-- Start of Listed entries --

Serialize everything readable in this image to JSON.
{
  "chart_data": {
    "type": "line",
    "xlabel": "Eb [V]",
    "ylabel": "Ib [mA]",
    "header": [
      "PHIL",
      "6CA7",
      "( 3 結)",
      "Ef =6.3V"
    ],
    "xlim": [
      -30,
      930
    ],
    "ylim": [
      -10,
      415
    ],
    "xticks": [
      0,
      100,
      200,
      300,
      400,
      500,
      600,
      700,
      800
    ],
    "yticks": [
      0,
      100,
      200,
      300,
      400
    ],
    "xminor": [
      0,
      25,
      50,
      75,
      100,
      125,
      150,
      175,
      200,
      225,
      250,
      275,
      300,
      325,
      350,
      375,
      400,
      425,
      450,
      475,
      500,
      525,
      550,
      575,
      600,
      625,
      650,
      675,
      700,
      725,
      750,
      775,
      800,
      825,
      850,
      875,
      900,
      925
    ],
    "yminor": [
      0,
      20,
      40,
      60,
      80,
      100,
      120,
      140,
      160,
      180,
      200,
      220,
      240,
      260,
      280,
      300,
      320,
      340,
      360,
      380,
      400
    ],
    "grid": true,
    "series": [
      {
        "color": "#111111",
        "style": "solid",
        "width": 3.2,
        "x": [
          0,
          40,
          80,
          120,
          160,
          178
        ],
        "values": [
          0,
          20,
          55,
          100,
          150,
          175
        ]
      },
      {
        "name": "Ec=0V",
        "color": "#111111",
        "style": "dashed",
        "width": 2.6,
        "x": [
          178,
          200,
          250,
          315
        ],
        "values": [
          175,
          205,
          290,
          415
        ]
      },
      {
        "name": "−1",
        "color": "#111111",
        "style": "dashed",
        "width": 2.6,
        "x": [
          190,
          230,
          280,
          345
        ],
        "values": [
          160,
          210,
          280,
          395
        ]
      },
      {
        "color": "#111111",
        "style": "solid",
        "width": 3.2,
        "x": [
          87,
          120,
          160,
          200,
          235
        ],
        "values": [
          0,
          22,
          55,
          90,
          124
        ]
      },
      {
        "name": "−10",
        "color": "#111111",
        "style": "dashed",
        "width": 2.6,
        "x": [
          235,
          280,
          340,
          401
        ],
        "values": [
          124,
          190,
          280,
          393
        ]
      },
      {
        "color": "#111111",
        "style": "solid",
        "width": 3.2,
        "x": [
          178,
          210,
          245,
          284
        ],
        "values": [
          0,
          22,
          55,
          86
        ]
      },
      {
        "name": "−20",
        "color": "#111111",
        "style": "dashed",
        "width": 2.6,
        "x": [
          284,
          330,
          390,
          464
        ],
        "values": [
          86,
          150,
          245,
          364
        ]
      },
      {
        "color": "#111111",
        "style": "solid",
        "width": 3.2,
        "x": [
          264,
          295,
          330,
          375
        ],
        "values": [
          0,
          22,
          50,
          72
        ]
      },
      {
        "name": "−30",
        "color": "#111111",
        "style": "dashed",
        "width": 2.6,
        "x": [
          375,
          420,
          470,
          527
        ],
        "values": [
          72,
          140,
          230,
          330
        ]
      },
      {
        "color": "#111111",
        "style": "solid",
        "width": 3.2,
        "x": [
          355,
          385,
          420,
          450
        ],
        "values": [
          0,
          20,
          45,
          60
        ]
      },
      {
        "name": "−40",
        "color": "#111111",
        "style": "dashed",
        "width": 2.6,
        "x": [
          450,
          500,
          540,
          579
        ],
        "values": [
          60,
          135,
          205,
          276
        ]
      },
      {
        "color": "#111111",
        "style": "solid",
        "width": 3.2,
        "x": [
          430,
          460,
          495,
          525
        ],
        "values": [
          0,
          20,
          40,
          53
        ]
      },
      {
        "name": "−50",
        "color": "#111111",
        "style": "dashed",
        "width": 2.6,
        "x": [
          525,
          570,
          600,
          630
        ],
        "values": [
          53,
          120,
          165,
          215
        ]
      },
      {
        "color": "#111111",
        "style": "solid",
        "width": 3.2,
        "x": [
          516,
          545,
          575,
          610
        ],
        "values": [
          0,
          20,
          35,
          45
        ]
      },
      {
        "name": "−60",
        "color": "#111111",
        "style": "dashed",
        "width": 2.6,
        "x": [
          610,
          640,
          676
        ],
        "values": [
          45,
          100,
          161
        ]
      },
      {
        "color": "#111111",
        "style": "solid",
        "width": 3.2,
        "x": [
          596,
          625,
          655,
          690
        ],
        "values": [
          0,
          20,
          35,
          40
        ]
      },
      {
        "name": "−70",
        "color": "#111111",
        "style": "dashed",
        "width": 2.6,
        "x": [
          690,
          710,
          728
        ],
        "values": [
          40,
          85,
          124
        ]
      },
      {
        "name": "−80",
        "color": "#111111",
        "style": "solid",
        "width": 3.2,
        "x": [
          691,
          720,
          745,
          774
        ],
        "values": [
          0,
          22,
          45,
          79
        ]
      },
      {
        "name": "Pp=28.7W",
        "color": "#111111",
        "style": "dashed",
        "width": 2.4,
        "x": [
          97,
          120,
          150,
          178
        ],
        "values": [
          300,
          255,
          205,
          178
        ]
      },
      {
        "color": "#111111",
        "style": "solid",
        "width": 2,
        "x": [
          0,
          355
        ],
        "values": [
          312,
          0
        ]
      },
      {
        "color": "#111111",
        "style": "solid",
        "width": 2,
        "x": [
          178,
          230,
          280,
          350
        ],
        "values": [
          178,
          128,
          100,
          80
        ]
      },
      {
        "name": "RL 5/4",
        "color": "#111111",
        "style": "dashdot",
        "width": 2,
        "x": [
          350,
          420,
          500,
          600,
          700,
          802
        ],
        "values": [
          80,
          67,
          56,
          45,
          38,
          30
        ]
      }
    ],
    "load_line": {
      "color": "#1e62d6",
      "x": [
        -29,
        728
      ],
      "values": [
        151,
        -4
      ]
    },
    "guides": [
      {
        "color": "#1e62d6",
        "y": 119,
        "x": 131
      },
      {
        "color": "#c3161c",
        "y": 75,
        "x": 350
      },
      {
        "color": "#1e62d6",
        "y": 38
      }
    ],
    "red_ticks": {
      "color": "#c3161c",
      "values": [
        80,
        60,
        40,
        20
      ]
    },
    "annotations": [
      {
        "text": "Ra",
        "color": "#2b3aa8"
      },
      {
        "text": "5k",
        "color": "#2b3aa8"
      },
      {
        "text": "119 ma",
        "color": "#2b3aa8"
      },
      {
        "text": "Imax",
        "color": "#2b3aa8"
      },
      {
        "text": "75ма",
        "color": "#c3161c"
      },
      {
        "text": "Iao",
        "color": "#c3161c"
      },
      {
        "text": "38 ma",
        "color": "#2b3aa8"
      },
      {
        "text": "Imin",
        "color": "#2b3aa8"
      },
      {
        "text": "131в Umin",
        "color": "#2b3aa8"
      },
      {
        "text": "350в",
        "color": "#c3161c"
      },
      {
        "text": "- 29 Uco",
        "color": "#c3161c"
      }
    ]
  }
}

-- End of Listed entries --
-- Start of Listed entries --

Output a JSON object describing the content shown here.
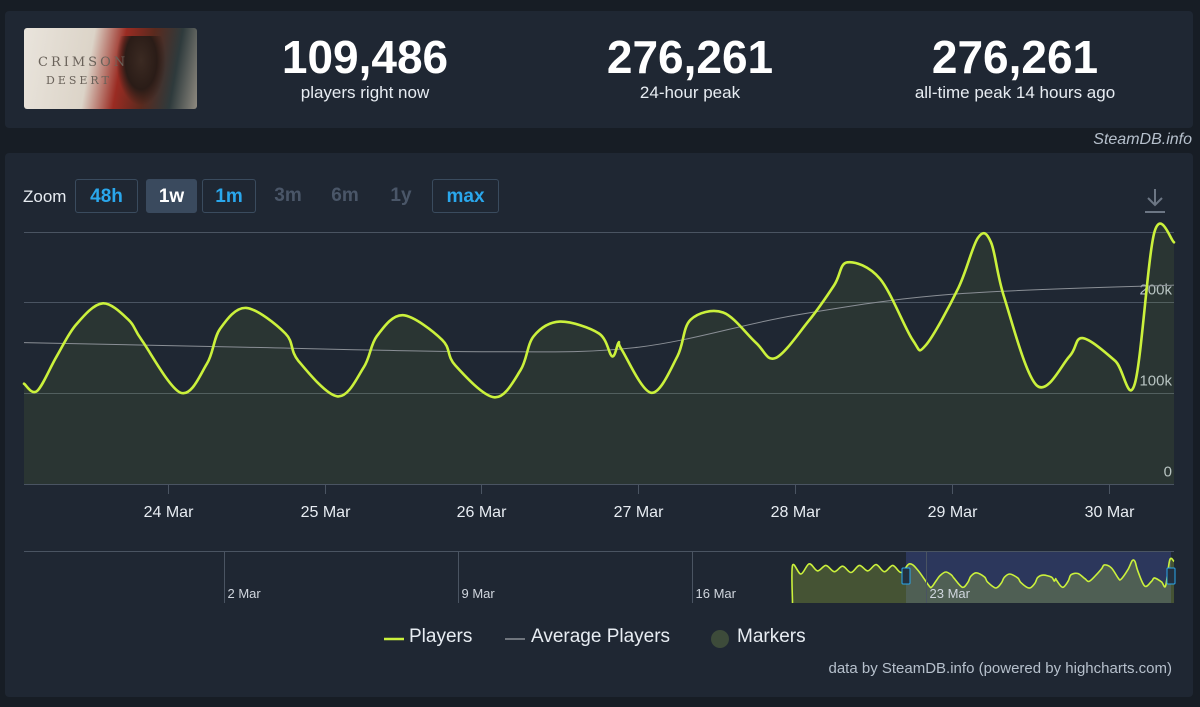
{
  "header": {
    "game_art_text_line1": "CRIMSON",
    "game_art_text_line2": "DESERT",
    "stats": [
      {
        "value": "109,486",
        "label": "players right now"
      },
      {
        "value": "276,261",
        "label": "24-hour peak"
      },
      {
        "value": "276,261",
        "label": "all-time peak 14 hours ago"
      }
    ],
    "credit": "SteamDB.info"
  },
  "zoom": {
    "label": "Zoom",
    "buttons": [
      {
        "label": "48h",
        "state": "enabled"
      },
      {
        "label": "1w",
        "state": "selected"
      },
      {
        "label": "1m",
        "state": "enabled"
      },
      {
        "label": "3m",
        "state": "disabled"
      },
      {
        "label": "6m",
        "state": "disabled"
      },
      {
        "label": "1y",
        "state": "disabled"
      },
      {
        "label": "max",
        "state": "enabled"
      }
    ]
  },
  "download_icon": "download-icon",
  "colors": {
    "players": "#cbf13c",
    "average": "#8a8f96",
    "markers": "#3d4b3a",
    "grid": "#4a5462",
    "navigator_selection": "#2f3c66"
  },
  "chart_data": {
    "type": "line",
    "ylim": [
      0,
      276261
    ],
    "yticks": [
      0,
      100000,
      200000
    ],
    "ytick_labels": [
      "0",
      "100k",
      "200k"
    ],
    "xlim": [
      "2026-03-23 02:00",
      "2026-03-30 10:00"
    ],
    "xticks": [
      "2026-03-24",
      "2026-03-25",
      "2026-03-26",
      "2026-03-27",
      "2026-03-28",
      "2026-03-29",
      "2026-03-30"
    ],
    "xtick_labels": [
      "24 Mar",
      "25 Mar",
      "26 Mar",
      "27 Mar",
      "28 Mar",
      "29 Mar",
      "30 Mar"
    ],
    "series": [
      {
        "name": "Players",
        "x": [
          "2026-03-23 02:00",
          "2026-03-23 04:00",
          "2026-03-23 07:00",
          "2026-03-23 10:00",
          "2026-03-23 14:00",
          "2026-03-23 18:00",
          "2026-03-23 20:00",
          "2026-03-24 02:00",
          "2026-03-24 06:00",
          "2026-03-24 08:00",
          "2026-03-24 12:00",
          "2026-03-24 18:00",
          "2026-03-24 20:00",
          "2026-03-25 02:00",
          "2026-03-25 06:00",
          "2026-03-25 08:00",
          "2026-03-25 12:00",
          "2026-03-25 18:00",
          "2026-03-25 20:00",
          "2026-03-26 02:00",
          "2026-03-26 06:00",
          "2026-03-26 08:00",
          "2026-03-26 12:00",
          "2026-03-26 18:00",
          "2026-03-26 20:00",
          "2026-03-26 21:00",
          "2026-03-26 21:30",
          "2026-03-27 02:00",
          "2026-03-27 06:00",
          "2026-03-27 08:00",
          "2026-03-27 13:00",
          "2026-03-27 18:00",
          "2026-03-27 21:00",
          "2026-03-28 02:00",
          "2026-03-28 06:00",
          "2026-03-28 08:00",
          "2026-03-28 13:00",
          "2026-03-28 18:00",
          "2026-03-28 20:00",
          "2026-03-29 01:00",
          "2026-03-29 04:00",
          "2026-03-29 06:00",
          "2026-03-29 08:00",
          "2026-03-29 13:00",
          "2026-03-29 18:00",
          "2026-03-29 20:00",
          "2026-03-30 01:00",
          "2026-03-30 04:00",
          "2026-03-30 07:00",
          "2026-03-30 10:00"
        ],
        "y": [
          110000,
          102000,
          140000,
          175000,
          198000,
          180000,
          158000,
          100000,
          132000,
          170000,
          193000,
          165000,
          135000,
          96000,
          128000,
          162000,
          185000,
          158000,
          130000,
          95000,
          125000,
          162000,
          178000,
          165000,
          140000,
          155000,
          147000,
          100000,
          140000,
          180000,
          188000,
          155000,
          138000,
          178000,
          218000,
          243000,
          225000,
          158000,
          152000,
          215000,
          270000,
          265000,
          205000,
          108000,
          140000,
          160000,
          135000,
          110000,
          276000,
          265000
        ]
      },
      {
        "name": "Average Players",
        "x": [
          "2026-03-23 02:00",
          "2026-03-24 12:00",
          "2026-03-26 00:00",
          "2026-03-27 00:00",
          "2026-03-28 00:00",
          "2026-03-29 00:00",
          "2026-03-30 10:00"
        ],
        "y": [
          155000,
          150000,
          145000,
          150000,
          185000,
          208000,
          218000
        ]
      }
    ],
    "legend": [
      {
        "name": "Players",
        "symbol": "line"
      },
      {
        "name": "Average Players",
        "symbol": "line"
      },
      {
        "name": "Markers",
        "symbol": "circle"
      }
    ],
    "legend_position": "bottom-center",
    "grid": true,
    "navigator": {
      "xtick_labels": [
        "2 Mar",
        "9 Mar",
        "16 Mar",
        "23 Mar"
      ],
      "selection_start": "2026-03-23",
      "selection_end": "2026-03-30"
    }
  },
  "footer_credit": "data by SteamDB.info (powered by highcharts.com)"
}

-- End of Listed entries --

To do ::
Please list every line of the records that contains "peak".

Result of this exercise ::
        "label": "24-hour peak"
        "label": "all-time peak 14 hours ago"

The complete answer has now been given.